### Exercise instructions
Copy every record exactly, and keep the pictures out.
# Start of Dataset entries
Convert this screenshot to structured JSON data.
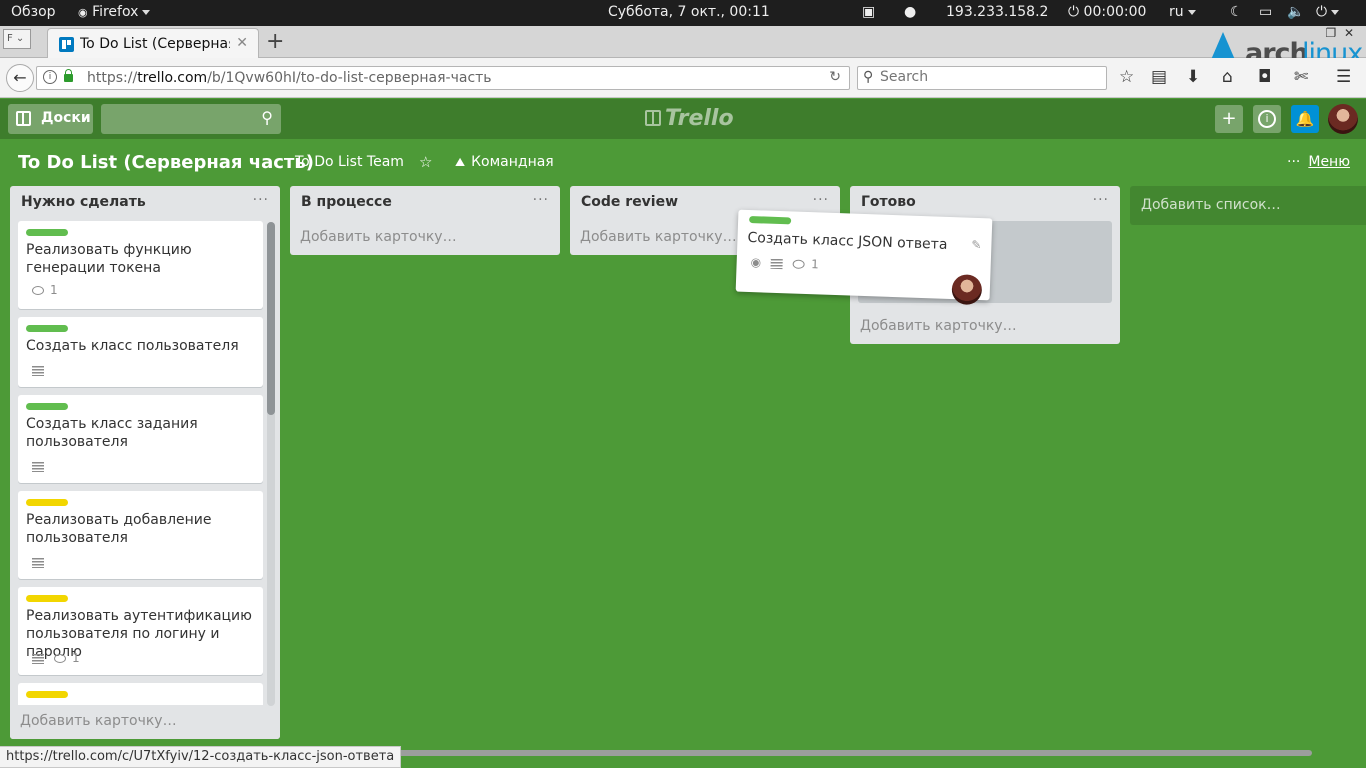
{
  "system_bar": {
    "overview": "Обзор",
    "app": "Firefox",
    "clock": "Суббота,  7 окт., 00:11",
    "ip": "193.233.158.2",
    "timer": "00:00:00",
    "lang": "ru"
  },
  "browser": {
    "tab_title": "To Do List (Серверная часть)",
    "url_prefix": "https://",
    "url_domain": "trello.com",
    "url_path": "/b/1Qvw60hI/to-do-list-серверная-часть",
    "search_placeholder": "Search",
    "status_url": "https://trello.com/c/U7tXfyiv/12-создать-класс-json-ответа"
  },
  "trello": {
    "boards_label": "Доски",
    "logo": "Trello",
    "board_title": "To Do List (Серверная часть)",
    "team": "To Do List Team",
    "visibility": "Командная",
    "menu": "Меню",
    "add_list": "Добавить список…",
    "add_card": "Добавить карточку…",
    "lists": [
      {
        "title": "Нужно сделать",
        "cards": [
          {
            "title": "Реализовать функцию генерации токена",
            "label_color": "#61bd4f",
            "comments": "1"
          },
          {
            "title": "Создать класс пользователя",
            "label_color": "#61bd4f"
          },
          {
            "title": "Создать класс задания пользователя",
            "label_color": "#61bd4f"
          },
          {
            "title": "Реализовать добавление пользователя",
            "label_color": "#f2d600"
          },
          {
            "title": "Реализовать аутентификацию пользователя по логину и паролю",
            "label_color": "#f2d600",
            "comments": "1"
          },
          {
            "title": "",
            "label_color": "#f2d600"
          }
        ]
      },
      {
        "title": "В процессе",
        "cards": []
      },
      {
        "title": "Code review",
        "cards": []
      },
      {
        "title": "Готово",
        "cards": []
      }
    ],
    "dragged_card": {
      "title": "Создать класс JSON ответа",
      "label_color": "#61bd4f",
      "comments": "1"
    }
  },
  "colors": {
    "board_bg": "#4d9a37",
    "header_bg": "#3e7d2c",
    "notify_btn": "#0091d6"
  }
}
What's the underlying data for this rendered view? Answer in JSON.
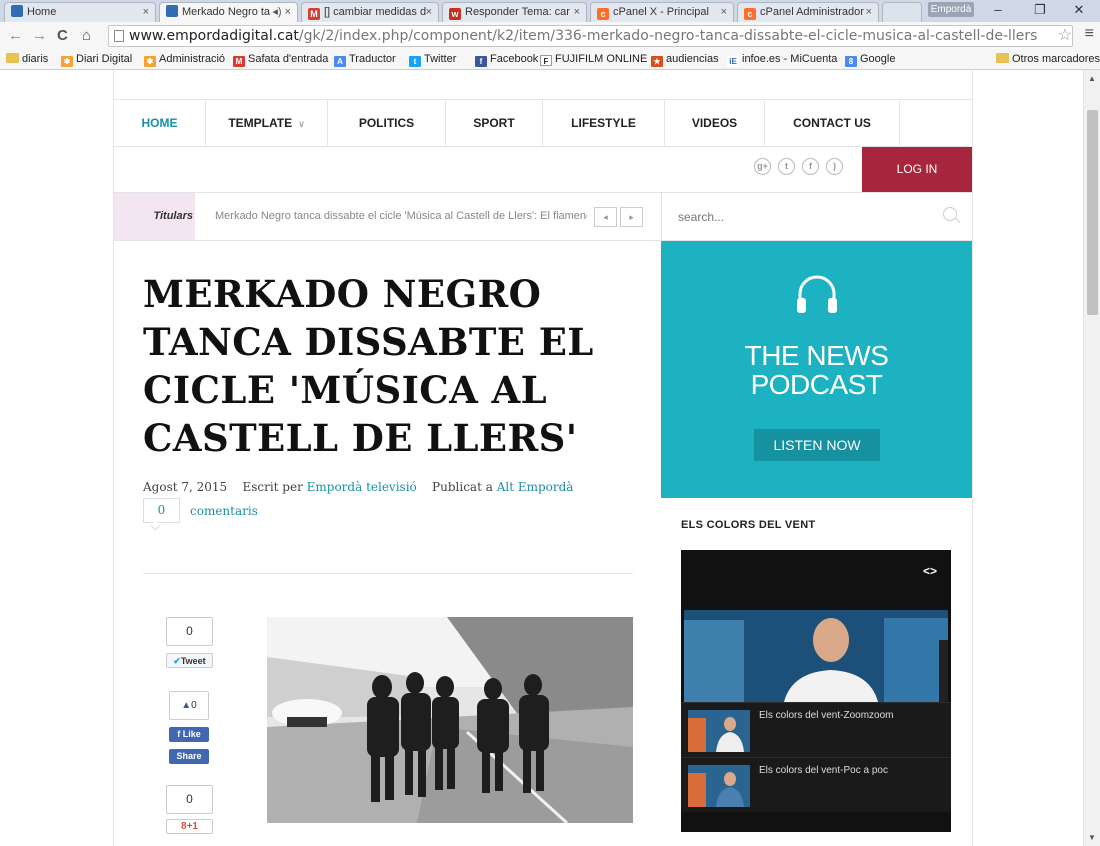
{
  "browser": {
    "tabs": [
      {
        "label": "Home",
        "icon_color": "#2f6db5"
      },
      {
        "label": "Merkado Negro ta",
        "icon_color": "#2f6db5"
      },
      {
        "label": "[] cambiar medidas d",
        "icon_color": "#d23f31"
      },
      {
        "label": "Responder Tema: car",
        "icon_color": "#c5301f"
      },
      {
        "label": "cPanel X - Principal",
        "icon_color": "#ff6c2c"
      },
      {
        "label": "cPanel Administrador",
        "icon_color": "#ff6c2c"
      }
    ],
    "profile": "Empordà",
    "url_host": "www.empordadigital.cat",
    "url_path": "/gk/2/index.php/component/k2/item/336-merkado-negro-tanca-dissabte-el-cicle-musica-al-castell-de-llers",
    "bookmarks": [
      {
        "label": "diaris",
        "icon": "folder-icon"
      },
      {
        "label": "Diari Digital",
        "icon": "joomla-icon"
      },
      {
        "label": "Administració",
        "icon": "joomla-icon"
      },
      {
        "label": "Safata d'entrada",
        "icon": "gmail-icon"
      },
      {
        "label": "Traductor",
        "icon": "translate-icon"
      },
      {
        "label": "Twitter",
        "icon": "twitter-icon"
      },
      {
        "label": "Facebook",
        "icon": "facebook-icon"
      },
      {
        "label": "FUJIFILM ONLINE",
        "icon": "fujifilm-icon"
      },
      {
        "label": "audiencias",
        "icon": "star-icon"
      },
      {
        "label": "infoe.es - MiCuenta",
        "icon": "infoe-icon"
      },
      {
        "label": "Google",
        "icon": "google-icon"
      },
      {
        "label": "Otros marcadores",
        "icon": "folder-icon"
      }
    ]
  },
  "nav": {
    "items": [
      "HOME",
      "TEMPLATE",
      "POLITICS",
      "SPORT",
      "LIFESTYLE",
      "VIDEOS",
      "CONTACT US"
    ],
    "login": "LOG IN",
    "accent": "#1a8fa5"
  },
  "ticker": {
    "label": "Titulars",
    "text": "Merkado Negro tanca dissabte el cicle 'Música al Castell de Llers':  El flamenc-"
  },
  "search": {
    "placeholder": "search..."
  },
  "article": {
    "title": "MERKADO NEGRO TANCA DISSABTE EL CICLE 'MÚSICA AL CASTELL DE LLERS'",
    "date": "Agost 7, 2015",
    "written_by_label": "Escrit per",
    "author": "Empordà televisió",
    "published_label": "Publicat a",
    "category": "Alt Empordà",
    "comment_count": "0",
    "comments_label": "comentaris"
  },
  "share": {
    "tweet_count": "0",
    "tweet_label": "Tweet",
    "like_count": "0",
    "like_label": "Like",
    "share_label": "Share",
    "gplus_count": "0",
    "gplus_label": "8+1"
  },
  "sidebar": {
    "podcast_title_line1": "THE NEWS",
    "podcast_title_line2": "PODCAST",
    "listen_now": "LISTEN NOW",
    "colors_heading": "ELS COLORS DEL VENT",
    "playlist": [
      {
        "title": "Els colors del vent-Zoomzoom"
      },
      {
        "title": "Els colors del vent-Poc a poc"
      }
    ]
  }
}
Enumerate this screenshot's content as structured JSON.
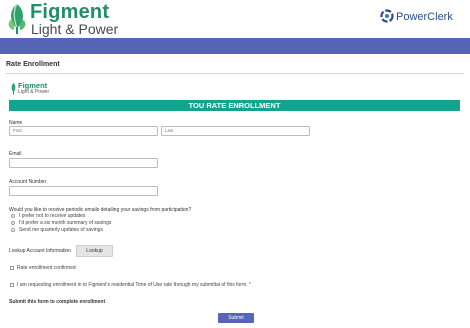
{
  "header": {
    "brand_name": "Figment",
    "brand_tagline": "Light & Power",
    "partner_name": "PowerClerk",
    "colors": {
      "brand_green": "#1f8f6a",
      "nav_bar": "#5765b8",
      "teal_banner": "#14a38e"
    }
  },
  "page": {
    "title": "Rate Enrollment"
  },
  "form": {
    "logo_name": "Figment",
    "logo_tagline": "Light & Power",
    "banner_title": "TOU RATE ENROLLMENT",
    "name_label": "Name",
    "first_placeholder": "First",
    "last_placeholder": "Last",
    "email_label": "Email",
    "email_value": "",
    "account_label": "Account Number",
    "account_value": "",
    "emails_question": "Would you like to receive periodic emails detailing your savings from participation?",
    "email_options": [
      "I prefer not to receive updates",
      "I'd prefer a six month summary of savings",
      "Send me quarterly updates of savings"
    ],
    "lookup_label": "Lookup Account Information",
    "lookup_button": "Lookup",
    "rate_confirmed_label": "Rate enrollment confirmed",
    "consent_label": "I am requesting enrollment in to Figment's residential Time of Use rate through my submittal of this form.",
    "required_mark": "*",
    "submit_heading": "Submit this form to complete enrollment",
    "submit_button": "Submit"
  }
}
# End of Dataset entries
### Worked solution
Convert this screenshot to structured JSON data.
{
  "system_bar": {
    "overview": "Обзор",
    "app": "Firefox",
    "clock": "Суббота,  7 окт., 00:11",
    "ip": "193.233.158.2",
    "timer": "00:00:00",
    "lang": "ru"
  },
  "browser": {
    "tab_title": "To Do List (Серверная часть)",
    "url_prefix": "https://",
    "url_domain": "trello.com",
    "url_path": "/b/1Qvw60hI/to-do-list-серверная-часть",
    "search_placeholder": "Search",
    "status_url": "https://trello.com/c/U7tXfyiv/12-создать-класс-json-ответа"
  },
  "trello": {
    "boards_label": "Доски",
    "logo": "Trello",
    "board_title": "To Do List (Серверная часть)",
    "team": "To Do List Team",
    "visibility": "Командная",
    "menu": "Меню",
    "add_list": "Добавить список…",
    "add_card": "Добавить карточку…",
    "lists": [
      {
        "title": "Нужно сделать",
        "cards": [
          {
            "title": "Реализовать функцию генерации токена",
            "label_color": "#61bd4f",
            "comments": "1"
          },
          {
            "title": "Создать класс пользователя",
            "label_color": "#61bd4f"
          },
          {
            "title": "Создать класс задания пользователя",
            "label_color": "#61bd4f"
          },
          {
            "title": "Реализовать добавление пользователя",
            "label_color": "#f2d600"
          },
          {
            "title": "Реализовать аутентификацию пользователя по логину и паролю",
            "label_color": "#f2d600",
            "comments": "1"
          },
          {
            "title": "",
            "label_color": "#f2d600"
          }
        ]
      },
      {
        "title": "В процессе",
        "cards": []
      },
      {
        "title": "Code review",
        "cards": []
      },
      {
        "title": "Готово",
        "cards": []
      }
    ],
    "dragged_card": {
      "title": "Создать класс JSON ответа",
      "label_color": "#61bd4f",
      "comments": "1"
    }
  },
  "colors": {
    "board_bg": "#4d9a37",
    "header_bg": "#3e7d2c",
    "notify_btn": "#0091d6"
  }
}
What's the underlying data for this rendered view? Answer in JSON.
{
  "browser": {
    "tabs": [
      {
        "label": "Home",
        "icon_color": "#2f6db5"
      },
      {
        "label": "Merkado Negro ta",
        "icon_color": "#2f6db5"
      },
      {
        "label": "[] cambiar medidas d",
        "icon_color": "#d23f31"
      },
      {
        "label": "Responder Tema: car",
        "icon_color": "#c5301f"
      },
      {
        "label": "cPanel X - Principal",
        "icon_color": "#ff6c2c"
      },
      {
        "label": "cPanel Administrador",
        "icon_color": "#ff6c2c"
      }
    ],
    "profile": "Empordà",
    "url_host": "www.empordadigital.cat",
    "url_path": "/gk/2/index.php/component/k2/item/336-merkado-negro-tanca-dissabte-el-cicle-musica-al-castell-de-llers",
    "bookmarks": [
      {
        "label": "diaris",
        "icon": "folder-icon"
      },
      {
        "label": "Diari Digital",
        "icon": "joomla-icon"
      },
      {
        "label": "Administració",
        "icon": "joomla-icon"
      },
      {
        "label": "Safata d'entrada",
        "icon": "gmail-icon"
      },
      {
        "label": "Traductor",
        "icon": "translate-icon"
      },
      {
        "label": "Twitter",
        "icon": "twitter-icon"
      },
      {
        "label": "Facebook",
        "icon": "facebook-icon"
      },
      {
        "label": "FUJIFILM ONLINE",
        "icon": "fujifilm-icon"
      },
      {
        "label": "audiencias",
        "icon": "star-icon"
      },
      {
        "label": "infoe.es - MiCuenta",
        "icon": "infoe-icon"
      },
      {
        "label": "Google",
        "icon": "google-icon"
      },
      {
        "label": "Otros marcadores",
        "icon": "folder-icon"
      }
    ]
  },
  "nav": {
    "items": [
      "HOME",
      "TEMPLATE",
      "POLITICS",
      "SPORT",
      "LIFESTYLE",
      "VIDEOS",
      "CONTACT US"
    ],
    "login": "LOG IN",
    "accent": "#1a8fa5"
  },
  "ticker": {
    "label": "Titulars",
    "text": "Merkado Negro tanca dissabte el cicle 'Música al Castell de Llers':  El flamenc-"
  },
  "search": {
    "placeholder": "search..."
  },
  "article": {
    "title": "MERKADO NEGRO TANCA DISSABTE EL CICLE 'MÚSICA AL CASTELL DE LLERS'",
    "date": "Agost 7, 2015",
    "written_by_label": "Escrit per",
    "author": "Empordà televisió",
    "published_label": "Publicat a",
    "category": "Alt Empordà",
    "comment_count": "0",
    "comments_label": "comentaris"
  },
  "share": {
    "tweet_count": "0",
    "tweet_label": "Tweet",
    "like_count": "0",
    "like_label": "Like",
    "share_label": "Share",
    "gplus_count": "0",
    "gplus_label": "8+1"
  },
  "sidebar": {
    "podcast_title_line1": "THE NEWS",
    "podcast_title_line2": "PODCAST",
    "listen_now": "LISTEN NOW",
    "colors_heading": "ELS COLORS DEL VENT",
    "playlist": [
      {
        "title": "Els colors del vent-Zoomzoom"
      },
      {
        "title": "Els colors del vent-Poc a poc"
      }
    ]
  }
}
Enumerate this screenshot's content as structured JSON.
{
  "header": {
    "brand_name": "Figment",
    "brand_tagline": "Light & Power",
    "partner_name": "PowerClerk",
    "colors": {
      "brand_green": "#1f8f6a",
      "nav_bar": "#5765b8",
      "teal_banner": "#14a38e"
    }
  },
  "page": {
    "title": "Rate Enrollment"
  },
  "form": {
    "logo_name": "Figment",
    "logo_tagline": "Light & Power",
    "banner_title": "TOU RATE ENROLLMENT",
    "name_label": "Name",
    "first_placeholder": "First",
    "last_placeholder": "Last",
    "email_label": "Email",
    "email_value": "",
    "account_label": "Account Number",
    "account_value": "",
    "emails_question": "Would you like to receive periodic emails detailing your savings from participation?",
    "email_options": [
      "I prefer not to receive updates",
      "I'd prefer a six month summary of savings",
      "Send me quarterly updates of savings"
    ],
    "lookup_label": "Lookup Account Information",
    "lookup_button": "Lookup",
    "rate_confirmed_label": "Rate enrollment confirmed",
    "consent_label": "I am requesting enrollment in to Figment's residential Time of Use rate through my submittal of this form.",
    "required_mark": "*",
    "submit_heading": "Submit this form to complete enrollment",
    "submit_button": "Submit"
  }
}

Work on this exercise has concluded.